DESCRIPTION OF THE TASK: Gather each line in the entries that includes the string "detected".

PROVIDED RECORDS:

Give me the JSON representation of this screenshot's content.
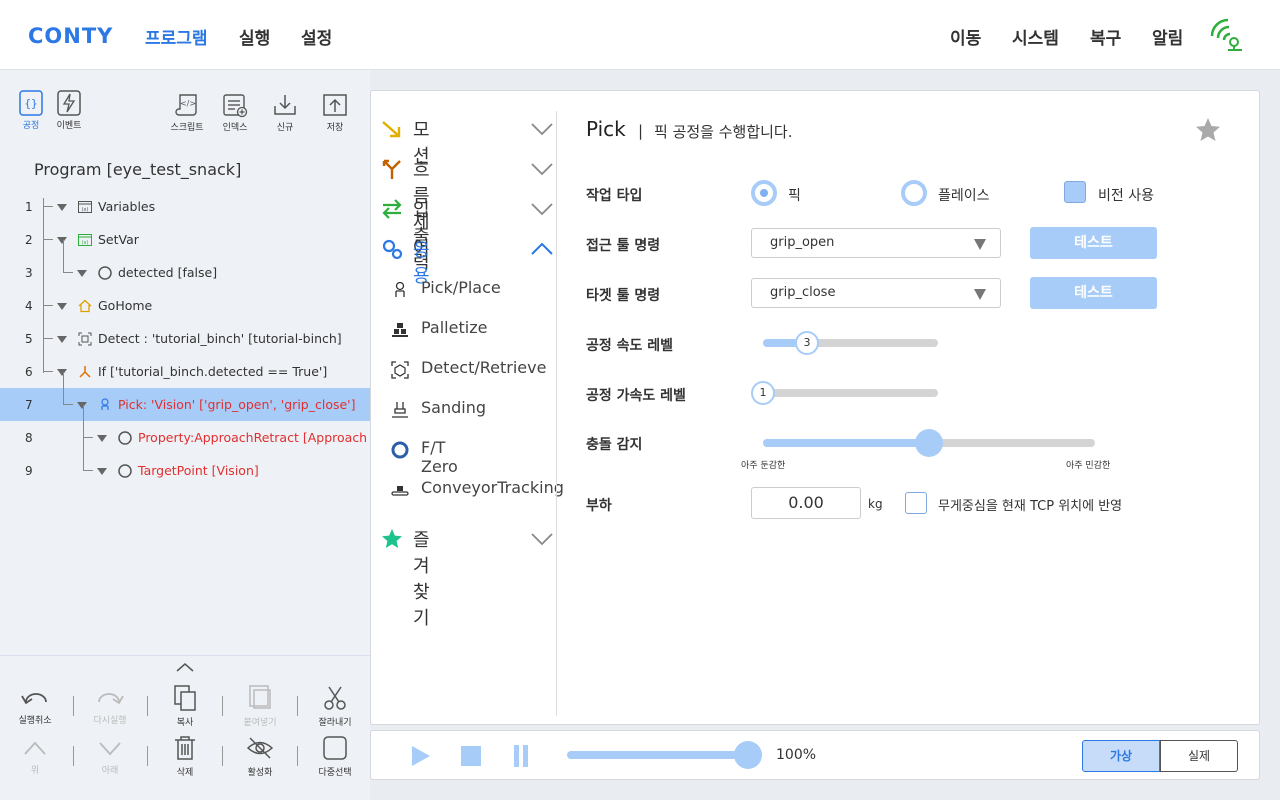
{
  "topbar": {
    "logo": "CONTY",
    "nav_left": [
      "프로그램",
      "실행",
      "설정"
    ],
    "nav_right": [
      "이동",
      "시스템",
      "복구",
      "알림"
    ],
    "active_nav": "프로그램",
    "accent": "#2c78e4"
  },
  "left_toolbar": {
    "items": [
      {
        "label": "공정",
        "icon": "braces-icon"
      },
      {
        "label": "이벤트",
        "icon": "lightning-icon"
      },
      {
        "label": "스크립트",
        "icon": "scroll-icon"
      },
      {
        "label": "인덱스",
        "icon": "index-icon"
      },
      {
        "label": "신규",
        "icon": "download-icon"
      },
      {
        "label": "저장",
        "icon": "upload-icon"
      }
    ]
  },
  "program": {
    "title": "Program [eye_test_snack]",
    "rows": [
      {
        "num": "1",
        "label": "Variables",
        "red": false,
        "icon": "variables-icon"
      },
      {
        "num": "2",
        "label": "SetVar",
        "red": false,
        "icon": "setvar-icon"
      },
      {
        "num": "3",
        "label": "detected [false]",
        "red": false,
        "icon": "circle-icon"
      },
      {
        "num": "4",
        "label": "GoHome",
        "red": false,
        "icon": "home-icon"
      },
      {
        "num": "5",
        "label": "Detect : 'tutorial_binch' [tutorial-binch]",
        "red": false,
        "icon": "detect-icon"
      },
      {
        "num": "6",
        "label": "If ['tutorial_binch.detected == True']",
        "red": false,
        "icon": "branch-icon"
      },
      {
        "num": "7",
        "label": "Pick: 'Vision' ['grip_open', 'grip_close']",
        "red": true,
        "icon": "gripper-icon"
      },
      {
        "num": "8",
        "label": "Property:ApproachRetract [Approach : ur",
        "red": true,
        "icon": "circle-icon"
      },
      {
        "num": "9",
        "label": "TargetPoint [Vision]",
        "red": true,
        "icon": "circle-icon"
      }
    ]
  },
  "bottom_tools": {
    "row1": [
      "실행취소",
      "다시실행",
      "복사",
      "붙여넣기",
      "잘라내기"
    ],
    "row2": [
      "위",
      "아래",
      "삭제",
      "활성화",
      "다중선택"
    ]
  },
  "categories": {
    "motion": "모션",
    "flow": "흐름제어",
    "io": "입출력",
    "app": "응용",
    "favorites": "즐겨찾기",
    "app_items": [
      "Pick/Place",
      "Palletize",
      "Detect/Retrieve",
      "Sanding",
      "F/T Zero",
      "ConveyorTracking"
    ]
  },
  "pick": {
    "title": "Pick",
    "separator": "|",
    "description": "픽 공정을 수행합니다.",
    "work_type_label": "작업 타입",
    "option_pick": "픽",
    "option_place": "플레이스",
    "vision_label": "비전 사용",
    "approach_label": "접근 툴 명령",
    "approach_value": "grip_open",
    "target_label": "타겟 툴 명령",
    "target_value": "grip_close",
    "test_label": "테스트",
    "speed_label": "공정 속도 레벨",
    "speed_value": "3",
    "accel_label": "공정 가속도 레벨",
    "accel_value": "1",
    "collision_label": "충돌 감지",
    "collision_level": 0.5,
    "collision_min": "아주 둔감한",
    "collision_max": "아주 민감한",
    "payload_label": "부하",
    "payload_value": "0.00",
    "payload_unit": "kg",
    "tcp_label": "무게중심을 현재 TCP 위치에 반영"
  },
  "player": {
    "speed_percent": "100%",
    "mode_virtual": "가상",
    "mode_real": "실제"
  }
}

--

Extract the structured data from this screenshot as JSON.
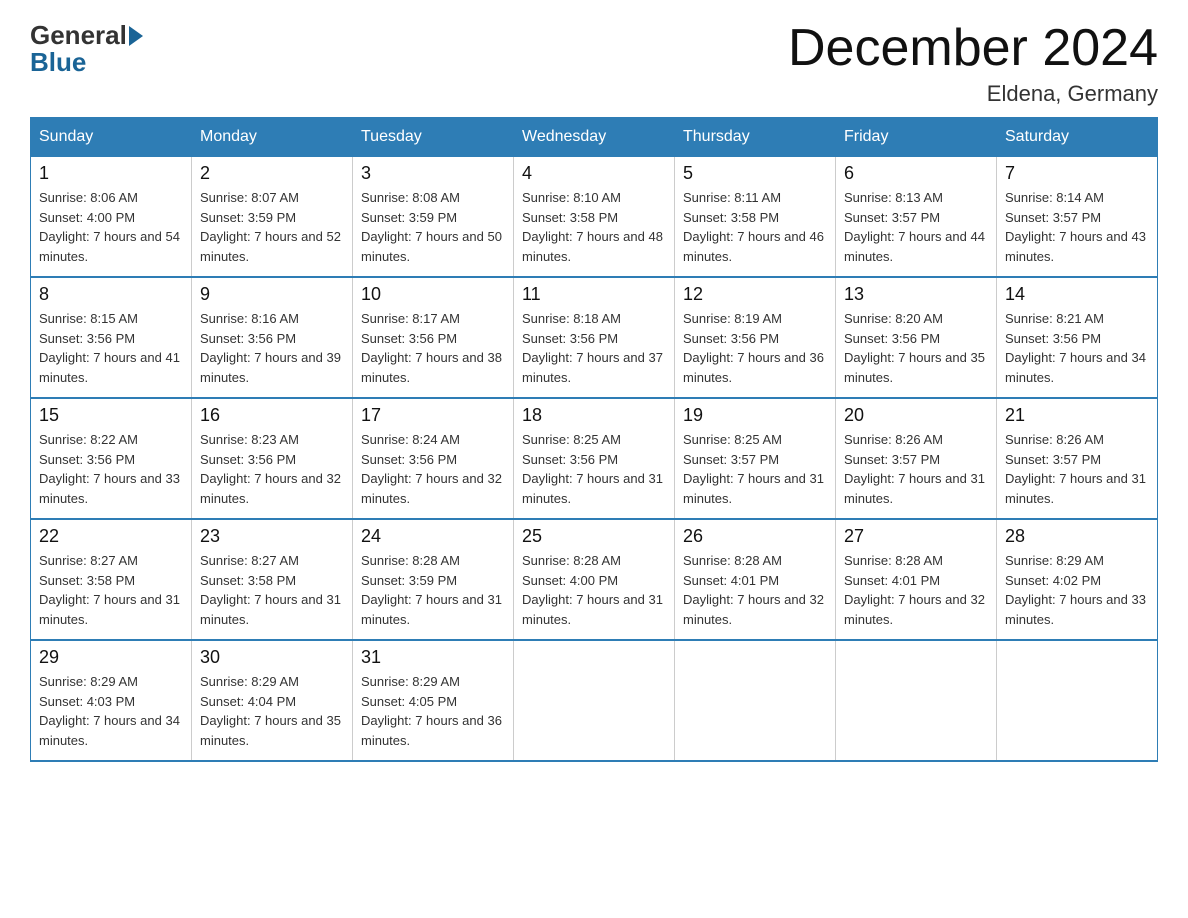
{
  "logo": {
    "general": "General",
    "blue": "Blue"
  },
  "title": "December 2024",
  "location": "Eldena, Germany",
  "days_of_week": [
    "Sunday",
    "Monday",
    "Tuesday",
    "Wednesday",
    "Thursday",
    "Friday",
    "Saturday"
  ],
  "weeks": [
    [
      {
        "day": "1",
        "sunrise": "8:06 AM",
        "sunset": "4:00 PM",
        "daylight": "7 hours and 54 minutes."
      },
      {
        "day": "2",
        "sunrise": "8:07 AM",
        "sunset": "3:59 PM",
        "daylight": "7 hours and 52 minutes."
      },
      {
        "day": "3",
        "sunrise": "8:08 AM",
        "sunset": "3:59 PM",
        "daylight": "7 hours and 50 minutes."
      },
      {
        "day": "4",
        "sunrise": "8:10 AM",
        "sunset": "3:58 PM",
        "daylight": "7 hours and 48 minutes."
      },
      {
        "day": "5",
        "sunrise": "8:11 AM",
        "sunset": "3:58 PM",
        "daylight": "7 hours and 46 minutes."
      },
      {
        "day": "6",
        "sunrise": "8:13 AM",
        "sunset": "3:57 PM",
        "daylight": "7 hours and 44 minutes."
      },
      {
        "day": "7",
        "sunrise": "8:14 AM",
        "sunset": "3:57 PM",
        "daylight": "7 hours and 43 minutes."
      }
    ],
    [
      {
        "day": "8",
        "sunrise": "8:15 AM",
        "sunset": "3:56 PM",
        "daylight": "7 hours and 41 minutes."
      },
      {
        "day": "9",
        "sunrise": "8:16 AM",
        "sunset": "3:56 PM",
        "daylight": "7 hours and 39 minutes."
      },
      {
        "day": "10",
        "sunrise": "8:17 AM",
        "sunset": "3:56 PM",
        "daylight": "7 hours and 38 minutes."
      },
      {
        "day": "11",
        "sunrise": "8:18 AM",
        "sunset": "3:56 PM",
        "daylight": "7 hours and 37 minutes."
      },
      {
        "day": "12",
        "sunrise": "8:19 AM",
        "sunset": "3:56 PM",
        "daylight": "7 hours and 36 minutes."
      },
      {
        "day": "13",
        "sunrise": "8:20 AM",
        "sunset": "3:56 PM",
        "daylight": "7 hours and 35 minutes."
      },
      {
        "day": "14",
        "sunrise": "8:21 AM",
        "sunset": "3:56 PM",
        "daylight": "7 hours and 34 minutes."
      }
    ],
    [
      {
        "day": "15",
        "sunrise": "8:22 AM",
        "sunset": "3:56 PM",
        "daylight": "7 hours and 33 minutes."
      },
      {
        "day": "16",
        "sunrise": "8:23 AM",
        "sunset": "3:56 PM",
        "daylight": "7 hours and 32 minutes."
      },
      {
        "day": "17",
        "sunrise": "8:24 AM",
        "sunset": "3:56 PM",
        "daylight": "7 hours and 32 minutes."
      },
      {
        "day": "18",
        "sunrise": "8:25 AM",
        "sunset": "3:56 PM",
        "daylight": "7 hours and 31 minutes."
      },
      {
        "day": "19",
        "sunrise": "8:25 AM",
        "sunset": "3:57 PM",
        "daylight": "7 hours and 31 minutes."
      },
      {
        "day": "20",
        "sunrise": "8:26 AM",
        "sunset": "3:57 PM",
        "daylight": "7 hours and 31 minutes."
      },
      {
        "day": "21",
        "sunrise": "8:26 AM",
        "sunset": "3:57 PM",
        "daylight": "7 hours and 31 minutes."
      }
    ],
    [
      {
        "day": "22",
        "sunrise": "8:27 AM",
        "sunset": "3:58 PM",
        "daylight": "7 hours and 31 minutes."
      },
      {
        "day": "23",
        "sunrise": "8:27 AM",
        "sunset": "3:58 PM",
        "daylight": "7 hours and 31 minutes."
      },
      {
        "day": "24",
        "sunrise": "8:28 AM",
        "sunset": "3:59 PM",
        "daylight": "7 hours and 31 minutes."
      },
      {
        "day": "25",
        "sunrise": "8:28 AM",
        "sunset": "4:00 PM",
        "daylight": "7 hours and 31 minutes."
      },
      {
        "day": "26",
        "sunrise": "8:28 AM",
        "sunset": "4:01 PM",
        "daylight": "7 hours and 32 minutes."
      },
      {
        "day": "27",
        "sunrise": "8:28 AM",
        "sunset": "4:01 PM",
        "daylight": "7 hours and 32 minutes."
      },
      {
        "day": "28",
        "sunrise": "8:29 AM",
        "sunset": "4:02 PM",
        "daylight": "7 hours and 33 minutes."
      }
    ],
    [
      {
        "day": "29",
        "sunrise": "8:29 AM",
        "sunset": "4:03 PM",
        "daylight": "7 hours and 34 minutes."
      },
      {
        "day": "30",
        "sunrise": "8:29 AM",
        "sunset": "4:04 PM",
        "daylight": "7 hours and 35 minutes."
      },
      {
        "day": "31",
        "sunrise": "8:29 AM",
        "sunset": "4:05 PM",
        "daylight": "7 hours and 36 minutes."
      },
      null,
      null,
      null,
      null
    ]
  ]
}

ANSWER TO THIS PROBLEM:
        "label": "detected [false]",
        "label": "If ['tutorial_binch.detected == True']",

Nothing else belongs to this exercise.